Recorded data
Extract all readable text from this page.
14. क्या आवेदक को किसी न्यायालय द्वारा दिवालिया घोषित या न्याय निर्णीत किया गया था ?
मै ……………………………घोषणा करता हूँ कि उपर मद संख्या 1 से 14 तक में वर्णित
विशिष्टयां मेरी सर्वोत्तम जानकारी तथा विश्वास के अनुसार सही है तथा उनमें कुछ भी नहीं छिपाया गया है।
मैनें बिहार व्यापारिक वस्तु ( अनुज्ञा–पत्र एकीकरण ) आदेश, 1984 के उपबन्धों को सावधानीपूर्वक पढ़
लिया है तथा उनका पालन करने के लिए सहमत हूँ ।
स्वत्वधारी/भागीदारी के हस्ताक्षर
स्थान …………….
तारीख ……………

**Exercise objective:**
Output the data above exactly, please, line for line.

**The response:**
Extract all readable text from this page.
14. क्या आवेदक को किसी न्यायालय द्वारा दिवालिया घोषित या न्याय निर्णीत किया गया था ?
मै ……………………………घोषणा करता हूँ कि उपर मद संख्या 1 से 14 तक में वर्णित
विशिष्टयां मेरी सर्वोत्तम जानकारी तथा विश्वास के अनुसार सही है तथा उनमें कुछ भी नहीं छिपाया गया है।
मैनें बिहार व्यापारिक वस्तु ( अनुज्ञा–पत्र एकीकरण ) आदेश, 1984 के उपबन्धों को सावधानीपूर्वक पढ़
लिया है तथा उनका पालन करने के लिए सहमत हूँ ।
स्वत्वधारी/भागीदारी के हस्ताक्षर
स्थान …………….
तारीख ……………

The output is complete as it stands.